■ Data extract:

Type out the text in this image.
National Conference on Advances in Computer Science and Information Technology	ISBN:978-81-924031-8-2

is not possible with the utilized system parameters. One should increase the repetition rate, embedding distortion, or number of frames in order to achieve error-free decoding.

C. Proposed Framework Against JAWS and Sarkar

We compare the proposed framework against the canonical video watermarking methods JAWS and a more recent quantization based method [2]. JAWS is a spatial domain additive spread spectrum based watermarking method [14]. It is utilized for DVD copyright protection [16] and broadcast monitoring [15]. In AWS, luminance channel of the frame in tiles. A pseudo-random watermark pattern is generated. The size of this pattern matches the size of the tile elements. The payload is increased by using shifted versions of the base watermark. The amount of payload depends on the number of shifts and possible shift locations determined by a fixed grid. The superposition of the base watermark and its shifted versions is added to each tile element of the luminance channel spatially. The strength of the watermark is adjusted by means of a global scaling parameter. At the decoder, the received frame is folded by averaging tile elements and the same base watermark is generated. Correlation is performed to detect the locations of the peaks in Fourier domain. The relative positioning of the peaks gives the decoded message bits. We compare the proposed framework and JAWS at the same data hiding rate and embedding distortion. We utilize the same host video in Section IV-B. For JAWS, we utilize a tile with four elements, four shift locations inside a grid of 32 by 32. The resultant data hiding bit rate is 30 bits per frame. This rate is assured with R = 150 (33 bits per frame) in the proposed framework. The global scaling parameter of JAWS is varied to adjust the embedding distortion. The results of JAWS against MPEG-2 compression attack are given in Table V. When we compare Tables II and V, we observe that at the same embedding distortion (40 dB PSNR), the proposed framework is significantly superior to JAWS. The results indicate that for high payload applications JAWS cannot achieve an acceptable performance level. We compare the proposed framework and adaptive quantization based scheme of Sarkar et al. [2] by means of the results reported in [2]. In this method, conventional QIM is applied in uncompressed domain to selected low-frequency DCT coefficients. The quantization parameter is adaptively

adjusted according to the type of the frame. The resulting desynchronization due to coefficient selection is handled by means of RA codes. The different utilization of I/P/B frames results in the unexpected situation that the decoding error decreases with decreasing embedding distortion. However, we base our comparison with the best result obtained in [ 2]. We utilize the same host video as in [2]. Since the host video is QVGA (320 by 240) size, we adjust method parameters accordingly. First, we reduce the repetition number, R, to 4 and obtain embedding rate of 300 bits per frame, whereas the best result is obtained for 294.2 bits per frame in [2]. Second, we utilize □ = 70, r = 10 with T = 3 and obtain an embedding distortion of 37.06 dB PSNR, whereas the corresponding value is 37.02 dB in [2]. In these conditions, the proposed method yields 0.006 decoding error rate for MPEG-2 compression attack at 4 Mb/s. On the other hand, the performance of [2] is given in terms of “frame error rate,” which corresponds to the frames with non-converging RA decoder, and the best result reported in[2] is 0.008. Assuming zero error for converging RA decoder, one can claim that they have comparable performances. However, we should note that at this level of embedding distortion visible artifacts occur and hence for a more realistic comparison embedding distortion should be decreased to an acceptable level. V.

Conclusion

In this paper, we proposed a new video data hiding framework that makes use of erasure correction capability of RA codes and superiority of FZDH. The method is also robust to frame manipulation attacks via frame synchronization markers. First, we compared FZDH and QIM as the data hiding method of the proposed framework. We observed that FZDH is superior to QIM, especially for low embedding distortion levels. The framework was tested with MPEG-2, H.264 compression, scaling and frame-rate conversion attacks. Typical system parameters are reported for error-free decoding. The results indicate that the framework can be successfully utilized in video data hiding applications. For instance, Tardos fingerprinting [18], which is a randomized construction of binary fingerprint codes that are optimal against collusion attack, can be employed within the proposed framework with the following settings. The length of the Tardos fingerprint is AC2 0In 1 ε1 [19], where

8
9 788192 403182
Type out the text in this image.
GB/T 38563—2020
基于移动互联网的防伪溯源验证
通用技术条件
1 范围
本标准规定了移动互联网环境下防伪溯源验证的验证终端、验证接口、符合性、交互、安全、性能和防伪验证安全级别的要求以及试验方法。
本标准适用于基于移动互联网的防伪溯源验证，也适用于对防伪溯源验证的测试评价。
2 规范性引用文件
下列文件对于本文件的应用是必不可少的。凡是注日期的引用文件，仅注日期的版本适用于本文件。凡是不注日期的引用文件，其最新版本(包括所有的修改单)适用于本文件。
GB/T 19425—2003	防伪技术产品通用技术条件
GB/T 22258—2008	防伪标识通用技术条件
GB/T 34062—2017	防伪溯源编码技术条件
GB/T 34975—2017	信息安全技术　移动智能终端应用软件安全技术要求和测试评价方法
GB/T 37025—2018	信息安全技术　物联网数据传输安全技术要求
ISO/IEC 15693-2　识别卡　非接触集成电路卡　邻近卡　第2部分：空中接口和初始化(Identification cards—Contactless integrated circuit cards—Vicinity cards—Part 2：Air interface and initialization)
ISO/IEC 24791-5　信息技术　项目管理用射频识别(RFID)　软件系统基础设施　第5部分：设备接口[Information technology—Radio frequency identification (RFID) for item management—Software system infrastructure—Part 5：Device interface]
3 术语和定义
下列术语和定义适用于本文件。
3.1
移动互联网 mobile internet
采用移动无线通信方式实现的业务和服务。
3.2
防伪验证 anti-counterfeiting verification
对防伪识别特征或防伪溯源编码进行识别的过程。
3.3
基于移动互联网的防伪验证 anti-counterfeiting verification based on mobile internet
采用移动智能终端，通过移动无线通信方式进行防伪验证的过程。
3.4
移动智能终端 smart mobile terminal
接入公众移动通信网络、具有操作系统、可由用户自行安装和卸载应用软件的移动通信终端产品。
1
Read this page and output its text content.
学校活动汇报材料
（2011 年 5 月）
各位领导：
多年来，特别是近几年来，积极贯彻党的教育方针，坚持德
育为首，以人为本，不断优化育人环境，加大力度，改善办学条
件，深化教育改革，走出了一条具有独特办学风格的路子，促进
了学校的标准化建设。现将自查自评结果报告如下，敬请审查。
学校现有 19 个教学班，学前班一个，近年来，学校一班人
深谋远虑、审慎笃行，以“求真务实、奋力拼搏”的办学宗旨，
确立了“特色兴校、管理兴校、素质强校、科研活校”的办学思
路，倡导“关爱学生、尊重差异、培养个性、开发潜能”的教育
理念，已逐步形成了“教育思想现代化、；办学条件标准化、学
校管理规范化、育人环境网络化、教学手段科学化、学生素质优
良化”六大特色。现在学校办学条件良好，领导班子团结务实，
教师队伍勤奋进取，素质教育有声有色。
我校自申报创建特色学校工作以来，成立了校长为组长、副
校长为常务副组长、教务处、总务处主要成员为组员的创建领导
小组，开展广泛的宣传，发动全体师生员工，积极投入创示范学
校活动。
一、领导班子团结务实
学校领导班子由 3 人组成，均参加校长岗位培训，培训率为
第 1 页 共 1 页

■ Task:
Gather and copy every line of the data in which the string "frames" is found.

■ Response for this exercise:
is not possible with the utilized system parameters. One should increase the repetition rate, embedding distortion, or number of frames in order to achieve error-free decoding.
adjusted according to the type of the frame. The resulting desynchronization due to coefficient selection is handled by means of RA codes. The different utilization of I/P/B frames results in the unexpected situation that the decoding error decreases with decreasing embedding distortion. However, we base our comparison with the best result obtained in [ 2]. We utilize the same host video as in [2]. Since the host video is QVGA (320 by 240) size, we adjust method parameters accordingly. First, we reduce the repetition number, R, to 4 and obtain embedding rate of 300 bits per frame, whereas the best result is obtained for 294.2 bits per frame in [2]. Second, we utilize □ = 70, r = 10 with T = 3 and obtain an embedding distortion of 37.06 dB PSNR, whereas the corresponding value is 37.02 dB in [2]. In these conditions, the proposed method yields 0.006 decoding error rate for MPEG-2 compression attack at 4 Mb/s. On the other hand, the performance of [2] is given in terms of “frame error rate,” which corresponds to the frames with non-converging RA decoder, and the best result reported in[2] is 0.008. Assuming zero error for converging RA decoder, one can claim that they have comparable performances. However, we should note that at this level of embedding distortion visible artifacts occur and hence for a more realistic comparison embedding distortion should be decreased to an acceptable level. V.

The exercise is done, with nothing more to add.